[Dataset rows]
┌────────

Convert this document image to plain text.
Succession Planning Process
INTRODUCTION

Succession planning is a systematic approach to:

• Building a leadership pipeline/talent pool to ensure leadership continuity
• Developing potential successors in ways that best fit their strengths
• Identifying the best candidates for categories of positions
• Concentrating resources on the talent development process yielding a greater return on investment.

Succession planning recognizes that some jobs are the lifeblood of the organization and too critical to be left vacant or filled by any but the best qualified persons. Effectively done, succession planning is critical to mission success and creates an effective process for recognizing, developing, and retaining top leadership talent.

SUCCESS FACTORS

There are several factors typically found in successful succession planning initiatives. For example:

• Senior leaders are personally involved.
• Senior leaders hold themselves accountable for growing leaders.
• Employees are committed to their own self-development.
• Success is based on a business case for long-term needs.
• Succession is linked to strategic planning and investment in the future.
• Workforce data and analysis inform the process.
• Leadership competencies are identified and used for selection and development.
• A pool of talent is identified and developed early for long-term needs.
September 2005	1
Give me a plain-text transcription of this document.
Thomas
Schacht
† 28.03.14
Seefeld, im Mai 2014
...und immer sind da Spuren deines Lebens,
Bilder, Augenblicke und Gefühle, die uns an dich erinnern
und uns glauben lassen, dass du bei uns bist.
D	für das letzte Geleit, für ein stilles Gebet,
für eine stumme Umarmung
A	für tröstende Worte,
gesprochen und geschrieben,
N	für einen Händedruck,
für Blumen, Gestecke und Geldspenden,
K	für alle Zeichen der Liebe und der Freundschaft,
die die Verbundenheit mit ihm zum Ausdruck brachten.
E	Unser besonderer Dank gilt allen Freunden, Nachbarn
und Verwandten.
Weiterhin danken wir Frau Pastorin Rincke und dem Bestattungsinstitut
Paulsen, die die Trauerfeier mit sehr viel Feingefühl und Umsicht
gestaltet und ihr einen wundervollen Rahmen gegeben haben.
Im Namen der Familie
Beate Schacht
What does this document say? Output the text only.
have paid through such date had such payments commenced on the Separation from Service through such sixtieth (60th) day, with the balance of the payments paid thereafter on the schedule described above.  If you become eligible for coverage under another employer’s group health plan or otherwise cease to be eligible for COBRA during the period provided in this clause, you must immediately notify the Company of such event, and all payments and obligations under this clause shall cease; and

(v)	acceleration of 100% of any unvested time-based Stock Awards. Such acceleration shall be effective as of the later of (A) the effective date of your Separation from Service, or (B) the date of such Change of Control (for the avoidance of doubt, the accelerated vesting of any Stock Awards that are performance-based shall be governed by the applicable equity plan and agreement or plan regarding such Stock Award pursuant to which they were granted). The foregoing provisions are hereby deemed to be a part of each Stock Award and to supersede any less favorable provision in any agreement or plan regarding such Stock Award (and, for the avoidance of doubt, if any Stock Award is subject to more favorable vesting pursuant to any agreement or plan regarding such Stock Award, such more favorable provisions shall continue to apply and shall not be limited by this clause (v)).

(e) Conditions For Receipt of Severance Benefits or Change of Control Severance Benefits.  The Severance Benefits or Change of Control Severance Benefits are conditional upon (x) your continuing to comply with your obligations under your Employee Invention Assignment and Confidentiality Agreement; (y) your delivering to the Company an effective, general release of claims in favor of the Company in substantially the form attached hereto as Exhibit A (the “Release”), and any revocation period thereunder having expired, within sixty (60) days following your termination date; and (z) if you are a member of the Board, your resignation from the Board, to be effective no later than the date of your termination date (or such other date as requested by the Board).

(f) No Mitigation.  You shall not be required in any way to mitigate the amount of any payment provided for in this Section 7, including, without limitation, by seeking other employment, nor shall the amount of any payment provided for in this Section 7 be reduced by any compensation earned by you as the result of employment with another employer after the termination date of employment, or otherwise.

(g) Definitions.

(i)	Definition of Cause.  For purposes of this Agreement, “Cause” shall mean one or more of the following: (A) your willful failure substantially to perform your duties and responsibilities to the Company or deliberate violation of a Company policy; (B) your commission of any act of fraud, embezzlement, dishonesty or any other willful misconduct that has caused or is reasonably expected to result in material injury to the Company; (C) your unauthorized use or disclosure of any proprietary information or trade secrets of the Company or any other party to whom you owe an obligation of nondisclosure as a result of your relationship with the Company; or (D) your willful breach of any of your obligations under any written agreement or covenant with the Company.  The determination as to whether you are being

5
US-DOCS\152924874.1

└────────

What you are asked to do:
Every record above must be duplicated exactly.

Written response:
Convert this document image to plain text.
Succession Planning Process
INTRODUCTION

Succession planning is a systematic approach to:

• Building a leadership pipeline/talent pool to ensure leadership continuity
• Developing potential successors in ways that best fit their strengths
• Identifying the best candidates for categories of positions
• Concentrating resources on the talent development process yielding a greater return on investment.

Succession planning recognizes that some jobs are the lifeblood of the organization and too critical to be left vacant or filled by any but the best qualified persons. Effectively done, succession planning is critical to mission success and creates an effective process for recognizing, developing, and retaining top leadership talent.

SUCCESS FACTORS

There are several factors typically found in successful succession planning initiatives. For example:

• Senior leaders are personally involved.
• Senior leaders hold themselves accountable for growing leaders.
• Employees are committed to their own self-development.
• Success is based on a business case for long-term needs.
• Succession is linked to strategic planning and investment in the future.
• Workforce data and analysis inform the process.
• Leadership competencies are identified and used for selection and development.
• A pool of talent is identified and developed early for long-term needs.
September 2005	1
Give me a plain-text transcription of this document.
Thomas
Schacht
† 28.03.14
Seefeld, im Mai 2014
...und immer sind da Spuren deines Lebens,
Bilder, Augenblicke und Gefühle, die uns an dich erinnern
und uns glauben lassen, dass du bei uns bist.
D	für das letzte Geleit, für ein stilles Gebet,
für eine stumme Umarmung
A	für tröstende Worte,
gesprochen und geschrieben,
N	für einen Händedruck,
für Blumen, Gestecke und Geldspenden,
K	für alle Zeichen der Liebe und der Freundschaft,
die die Verbundenheit mit ihm zum Ausdruck brachten.
E	Unser besonderer Dank gilt allen Freunden, Nachbarn
und Verwandten.
Weiterhin danken wir Frau Pastorin Rincke und dem Bestattungsinstitut
Paulsen, die die Trauerfeier mit sehr viel Feingefühl und Umsicht
gestaltet und ihr einen wundervollen Rahmen gegeben haben.
Im Namen der Familie
Beate Schacht
What does this document say? Output the text only.
have paid through such date had such payments commenced on the Separation from Service through such sixtieth (60th) day, with the balance of the payments paid thereafter on the schedule described above.  If you become eligible for coverage under another employer’s group health plan or otherwise cease to be eligible for COBRA during the period provided in this clause, you must immediately notify the Company of such event, and all payments and obligations under this clause shall cease; and

(v)	acceleration of 100% of any unvested time-based Stock Awards. Such acceleration shall be effective as of the later of (A) the effective date of your Separation from Service, or (B) the date of such Change of Control (for the avoidance of doubt, the accelerated vesting of any Stock Awards that are performance-based shall be governed by the applicable equity plan and agreement or plan regarding such Stock Award pursuant to which they were granted). The foregoing provisions are hereby deemed to be a part of each Stock Award and to supersede any less favorable provision in any agreement or plan regarding such Stock Award (and, for the avoidance of doubt, if any Stock Award is subject to more favorable vesting pursuant to any agreement or plan regarding such Stock Award, such more favorable provisions shall continue to apply and shall not be limited by this clause (v)).

(e) Conditions For Receipt of Severance Benefits or Change of Control Severance Benefits.  The Severance Benefits or Change of Control Severance Benefits are conditional upon (x) your continuing to comply with your obligations under your Employee Invention Assignment and Confidentiality Agreement; (y) your delivering to the Company an effective, general release of claims in favor of the Company in substantially the form attached hereto as Exhibit A (the “Release”), and any revocation period thereunder having expired, within sixty (60) days following your termination date; and (z) if you are a member of the Board, your resignation from the Board, to be effective no later than the date of your termination date (or such other date as requested by the Board).

(f) No Mitigation.  You shall not be required in any way to mitigate the amount of any payment provided for in this Section 7, including, without limitation, by seeking other employment, nor shall the amount of any payment provided for in this Section 7 be reduced by any compensation earned by you as the result of employment with another employer after the termination date of employment, or otherwise.

(g) Definitions.

(i)	Definition of Cause.  For purposes of this Agreement, “Cause” shall mean one or more of the following: (A) your willful failure substantially to perform your duties and responsibilities to the Company or deliberate violation of a Company policy; (B) your commission of any act of fraud, embezzlement, dishonesty or any other willful misconduct that has caused or is reasonably expected to result in material injury to the Company; (C) your unauthorized use or disclosure of any proprietary information or trade secrets of the Company or any other party to whom you owe an obligation of nondisclosure as a result of your relationship with the Company; or (D) your willful breach of any of your obligations under any written agreement or covenant with the Company.  The determination as to whether you are being

5
US-DOCS\152924874.1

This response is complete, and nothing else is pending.